Recorded data
_ _ _ _

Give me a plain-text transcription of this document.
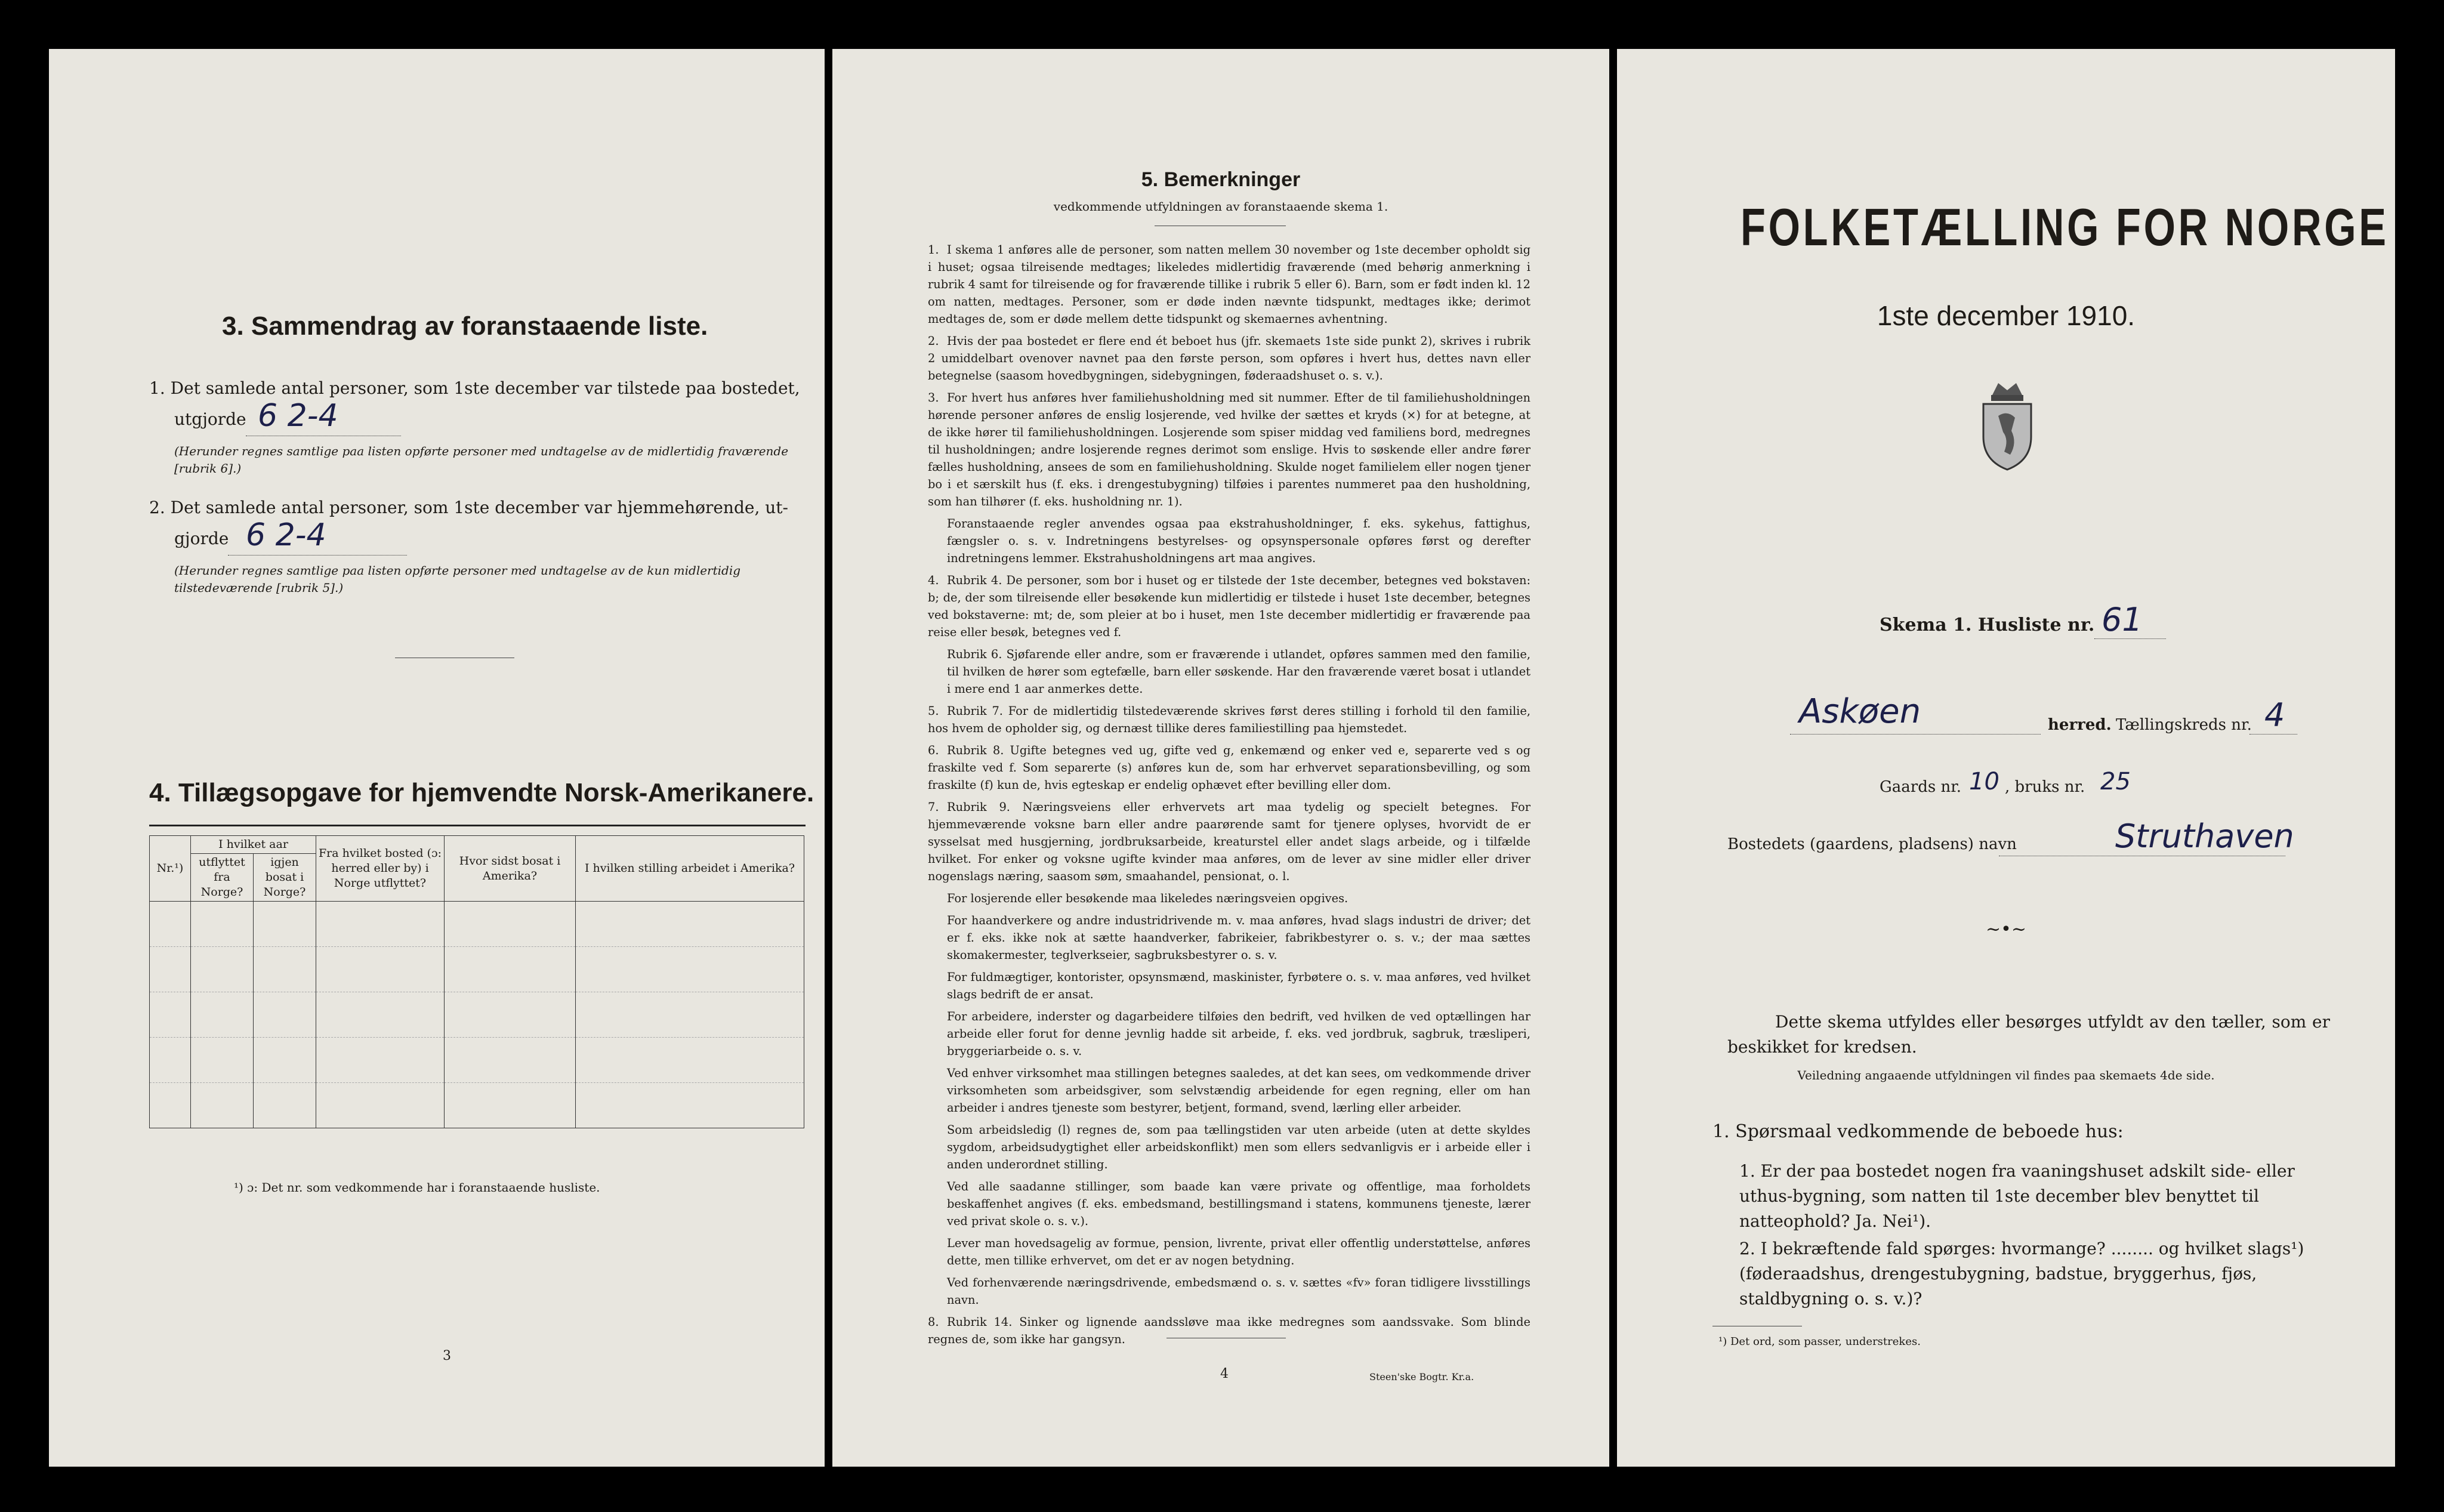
3. Sammendrag av foranstaaende liste.
1. Det samlede antal personer, som 1ste december var tilstede paa bostedet,
utgjorde 6 2-4
(Herunder regnes samtlige paa listen opførte personer med undtagelse av de midlertidig fraværende [rubrik 6].)
2. Det samlede antal personer, som 1ste december var hjemmehørende, ut-
gjorde 6 2-4
(Herunder regnes samtlige paa listen opførte personer med undtagelse av de kun midlertidig tilstedeværende [rubrik 5].)
4. Tillægsopgave for hjemvendte Norsk-Amerikanere.
Nr.¹)	I hvilket aar		Fra hvilket bosted (ɔ: herred eller by) i Norge utflyttet?	Hvor sidst bosat i Amerika?	I hvilken stilling arbeidet i Amerika?
	utflyttet fra Norge?	igjen bosat i Norge?			

¹) ɔ: Det nr. som vedkommende har i foranstaaende husliste.
3
5. Bemerkninger
vedkommende utfyldningen av foranstaaende skema 1.

1. I skema 1 anføres alle de personer, som natten mellem 30 november og 1ste december opholdt sig i huset; ogsaa tilreisende medtages; likeledes midlertidig fraværende (med behørig anmerkning i rubrik 4 samt for tilreisende og for fraværende tillike i rubrik 5 eller 6). Barn, som er født inden kl. 12 om natten, medtages. Personer, som er døde inden nævnte tidspunkt, medtages ikke; derimot medtages de, som er døde mellem dette tidspunkt og skemaernes avhentning.

2. Hvis der paa bostedet er flere end ét beboet hus (jfr. skemaets 1ste side punkt 2), skrives i rubrik 2 umiddelbart ovenover navnet paa den første person, som opføres i hvert hus, dettes navn eller betegnelse (saasom hovedbygningen, sidebygningen, føderaadshuset o. s. v.).

3. For hvert hus anføres hver familiehusholdning med sit nummer. Efter de til familiehusholdningen hørende personer anføres de enslig losjerende, ved hvilke der sættes et kryds (×) for at betegne, at de ikke hører til familiehusholdningen. Losjerende som spiser middag ved familiens bord, medregnes til husholdningen; andre losjerende regnes derimot som enslige. Hvis to søskende eller andre fører fælles husholdning, ansees de som en familiehusholdning. Skulde noget familielem eller nogen tjener bo i et særskilt hus (f. eks. i drengestubygning) tilføies i parentes nummeret paa den husholdning, som han tilhører (f. eks. husholdning nr. 1).

Foranstaaende regler anvendes ogsaa paa ekstrahusholdninger, f. eks. sykehus, fattighus, fængsler o. s. v. Indretningens bestyrelses- og opsynspersonale opføres først og derefter indretningens lemmer. Ekstrahusholdningens art maa angives.

4. Rubrik 4. De personer, som bor i huset og er tilstede der 1ste december, betegnes ved bokstaven: b; de, der som tilreisende eller besøkende kun midlertidig er tilstede i huset 1ste december, betegnes ved bokstaverne: mt; de, som pleier at bo i huset, men 1ste december midlertidig er fraværende paa reise eller besøk, betegnes ved f.

Rubrik 6. Sjøfarende eller andre, som er fraværende i utlandet, opføres sammen med den familie, til hvilken de hører som egtefælle, barn eller søskende. Har den fraværende været bosat i utlandet i mere end 1 aar anmerkes dette.

5. Rubrik 7. For de midlertidig tilstedeværende skrives først deres stilling i forhold til den familie, hos hvem de opholder sig, og dernæst tillike deres familiestilling paa hjemstedet.

6. Rubrik 8. Ugifte betegnes ved ug, gifte ved g, enkemænd og enker ved e, separerte ved s og fraskilte ved f. Som separerte (s) anføres kun de, som har erhvervet separationsbevilling, og som fraskilte (f) kun de, hvis egteskap er endelig ophævet efter bevilling eller dom.

7. Rubrik 9. Næringsveiens eller erhvervets art maa tydelig og specielt betegnes. For hjemmeværende voksne barn eller andre paarørende samt for tjenere oplyses, hvorvidt de er sysselsat med husgjerning, jordbruksarbeide, kreaturstel eller andet slags arbeide, og i tilfælde hvilket. For enker og voksne ugifte kvinder maa anføres, om de lever av sine midler eller driver nogenslags næring, saasom søm, smaahandel, pensionat, o. l.

For losjerende eller besøkende maa likeledes næringsveien opgives.

For haandverkere og andre industridrivende m. v. maa anføres, hvad slags industri de driver; det er f. eks. ikke nok at sætte haandverker, fabrikeier, fabrikbestyrer o. s. v.; der maa sættes skomakermester, teglverkseier, sagbruksbestyrer o. s. v.

For fuldmægtiger, kontorister, opsynsmænd, maskinister, fyrbøtere o. s. v. maa anføres, ved hvilket slags bedrift de er ansat.

For arbeidere, inderster og dagarbeidere tilføies den bedrift, ved hvilken de ved optællingen har arbeide eller forut for denne jevnlig hadde sit arbeide, f. eks. ved jordbruk, sagbruk, træsliperi, bryggeriarbeide o. s. v.

Ved enhver virksomhet maa stillingen betegnes saaledes, at det kan sees, om vedkommende driver virksomheten som arbeidsgiver, som selvstændig arbeidende for egen regning, eller om han arbeider i andres tjeneste som bestyrer, betjent, formand, svend, lærling eller arbeider.

Som arbeidsledig (l) regnes de, som paa tællingstiden var uten arbeide (uten at dette skyldes sygdom, arbeidsudygtighet eller arbeidskonflikt) men som ellers sedvanligvis er i arbeide eller i anden underordnet stilling.

Ved alle saadanne stillinger, som baade kan være private og offentlige, maa forholdets beskaffenhet angives (f. eks. embedsmand, bestillingsmand i statens, kommunens tjeneste, lærer ved privat skole o. s. v.).

Lever man hovedsagelig av formue, pension, livrente, privat eller offentlig understøttelse, anføres dette, men tillike erhvervet, om det er av nogen betydning.

Ved forhenværende næringsdrivende, embedsmænd o. s. v. sættes «fv» foran tidligere livsstillings navn.

8. Rubrik 14. Sinker og lignende aandssløve maa ikke medregnes som aandssvake. Som blinde regnes de, som ikke har gangsyn.

4	Steen'ske Bogtr. Kr.a.
FOLKETÆLLING FOR NORGE
1ste december 1910.
Skema 1. Husliste nr. 61
Askøen	herred. Tællingskreds nr. 4
Gaards nr. 10 , bruks nr. 25
Bostedets (gaardens, pladsens) navn	Struthaven
~•~
Dette skema utfyldes eller besørges utfyldt av den tæller, som er beskikket for kredsen.
Veiledning angaaende utfyldningen vil findes paa skemaets 4de side.
1. Spørsmaal vedkommende de beboede hus:
1. Er der paa bostedet nogen fra vaaningshuset adskilt side- eller uthus-bygning, som natten til 1ste december blev benyttet til natteophold? Ja. Nei¹).
2. I bekræftende fald spørges: hvormange? ........ og hvilket slags¹) (føderaadshus, drengestubygning, badstue, bryggerhus, fjøs, staldbygning o. s. v.)?
¹) Det ord, som passer, understrekes.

_ _ _ _

The pictures should not be reproduced; quote all of the other material exactly.

Give me a plain-text transcription of this document.
3. Sammendrag av foranstaaende liste.
1. Det samlede antal personer, som 1ste december var tilstede paa bostedet,
utgjorde 6 2-4
(Herunder regnes samtlige paa listen opførte personer med undtagelse av de midlertidig fraværende [rubrik 6].)
2. Det samlede antal personer, som 1ste december var hjemmehørende, ut-
gjorde 6 2-4
(Herunder regnes samtlige paa listen opførte personer med undtagelse av de kun midlertidig tilstedeværende [rubrik 5].)
4. Tillægsopgave for hjemvendte Norsk-Amerikanere.
Nr.¹)	I hvilket aar		Fra hvilket bosted (ɔ: herred eller by) i Norge utflyttet?	Hvor sidst bosat i Amerika?	I hvilken stilling arbeidet i Amerika?
	utflyttet fra Norge?	igjen bosat i Norge?			

¹) ɔ: Det nr. som vedkommende har i foranstaaende husliste.
3
5. Bemerkninger
vedkommende utfyldningen av foranstaaende skema 1.

1. I skema 1 anføres alle de personer, som natten mellem 30 november og 1ste december opholdt sig i huset; ogsaa tilreisende medtages; likeledes midlertidig fraværende (med behørig anmerkning i rubrik 4 samt for tilreisende og for fraværende tillike i rubrik 5 eller 6). Barn, som er født inden kl. 12 om natten, medtages. Personer, som er døde inden nævnte tidspunkt, medtages ikke; derimot medtages de, som er døde mellem dette tidspunkt og skemaernes avhentning.

2. Hvis der paa bostedet er flere end ét beboet hus (jfr. skemaets 1ste side punkt 2), skrives i rubrik 2 umiddelbart ovenover navnet paa den første person, som opføres i hvert hus, dettes navn eller betegnelse (saasom hovedbygningen, sidebygningen, føderaadshuset o. s. v.).

3. For hvert hus anføres hver familiehusholdning med sit nummer. Efter de til familiehusholdningen hørende personer anføres de enslig losjerende, ved hvilke der sættes et kryds (×) for at betegne, at de ikke hører til familiehusholdningen. Losjerende som spiser middag ved familiens bord, medregnes til husholdningen; andre losjerende regnes derimot som enslige. Hvis to søskende eller andre fører fælles husholdning, ansees de som en familiehusholdning. Skulde noget familielem eller nogen tjener bo i et særskilt hus (f. eks. i drengestubygning) tilføies i parentes nummeret paa den husholdning, som han tilhører (f. eks. husholdning nr. 1).

Foranstaaende regler anvendes ogsaa paa ekstrahusholdninger, f. eks. sykehus, fattighus, fængsler o. s. v. Indretningens bestyrelses- og opsynspersonale opføres først og derefter indretningens lemmer. Ekstrahusholdningens art maa angives.

4. Rubrik 4. De personer, som bor i huset og er tilstede der 1ste december, betegnes ved bokstaven: b; de, der som tilreisende eller besøkende kun midlertidig er tilstede i huset 1ste december, betegnes ved bokstaverne: mt; de, som pleier at bo i huset, men 1ste december midlertidig er fraværende paa reise eller besøk, betegnes ved f.

Rubrik 6. Sjøfarende eller andre, som er fraværende i utlandet, opføres sammen med den familie, til hvilken de hører som egtefælle, barn eller søskende. Har den fraværende været bosat i utlandet i mere end 1 aar anmerkes dette.

5. Rubrik 7. For de midlertidig tilstedeværende skrives først deres stilling i forhold til den familie, hos hvem de opholder sig, og dernæst tillike deres familiestilling paa hjemstedet.

6. Rubrik 8. Ugifte betegnes ved ug, gifte ved g, enkemænd og enker ved e, separerte ved s og fraskilte ved f. Som separerte (s) anføres kun de, som har erhvervet separationsbevilling, og som fraskilte (f) kun de, hvis egteskap er endelig ophævet efter bevilling eller dom.

7. Rubrik 9. Næringsveiens eller erhvervets art maa tydelig og specielt betegnes. For hjemmeværende voksne barn eller andre paarørende samt for tjenere oplyses, hvorvidt de er sysselsat med husgjerning, jordbruksarbeide, kreaturstel eller andet slags arbeide, og i tilfælde hvilket. For enker og voksne ugifte kvinder maa anføres, om de lever av sine midler eller driver nogenslags næring, saasom søm, smaahandel, pensionat, o. l.

For losjerende eller besøkende maa likeledes næringsveien opgives.

For haandverkere og andre industridrivende m. v. maa anføres, hvad slags industri de driver; det er f. eks. ikke nok at sætte haandverker, fabrikeier, fabrikbestyrer o. s. v.; der maa sættes skomakermester, teglverkseier, sagbruksbestyrer o. s. v.

For fuldmægtiger, kontorister, opsynsmænd, maskinister, fyrbøtere o. s. v. maa anføres, ved hvilket slags bedrift de er ansat.

For arbeidere, inderster og dagarbeidere tilføies den bedrift, ved hvilken de ved optællingen har arbeide eller forut for denne jevnlig hadde sit arbeide, f. eks. ved jordbruk, sagbruk, træsliperi, bryggeriarbeide o. s. v.

Ved enhver virksomhet maa stillingen betegnes saaledes, at det kan sees, om vedkommende driver virksomheten som arbeidsgiver, som selvstændig arbeidende for egen regning, eller om han arbeider i andres tjeneste som bestyrer, betjent, formand, svend, lærling eller arbeider.

Som arbeidsledig (l) regnes de, som paa tællingstiden var uten arbeide (uten at dette skyldes sygdom, arbeidsudygtighet eller arbeidskonflikt) men som ellers sedvanligvis er i arbeide eller i anden underordnet stilling.

Ved alle saadanne stillinger, som baade kan være private og offentlige, maa forholdets beskaffenhet angives (f. eks. embedsmand, bestillingsmand i statens, kommunens tjeneste, lærer ved privat skole o. s. v.).

Lever man hovedsagelig av formue, pension, livrente, privat eller offentlig understøttelse, anføres dette, men tillike erhvervet, om det er av nogen betydning.

Ved forhenværende næringsdrivende, embedsmænd o. s. v. sættes «fv» foran tidligere livsstillings navn.

8. Rubrik 14. Sinker og lignende aandssløve maa ikke medregnes som aandssvake. Som blinde regnes de, som ikke har gangsyn.

4	Steen'ske Bogtr. Kr.a.
FOLKETÆLLING FOR NORGE
1ste december 1910.
Skema 1. Husliste nr. 61
Askøen	herred. Tællingskreds nr. 4
Gaards nr. 10 , bruks nr. 25
Bostedets (gaardens, pladsens) navn	Struthaven
~•~
Dette skema utfyldes eller besørges utfyldt av den tæller, som er beskikket for kredsen.
Veiledning angaaende utfyldningen vil findes paa skemaets 4de side.
1. Spørsmaal vedkommende de beboede hus:
1. Er der paa bostedet nogen fra vaaningshuset adskilt side- eller uthus-bygning, som natten til 1ste december blev benyttet til natteophold? Ja. Nei¹).
2. I bekræftende fald spørges: hvormange? ........ og hvilket slags¹) (føderaadshus, drengestubygning, badstue, bryggerhus, fjøs, staldbygning o. s. v.)?
¹) Det ord, som passer, understrekes.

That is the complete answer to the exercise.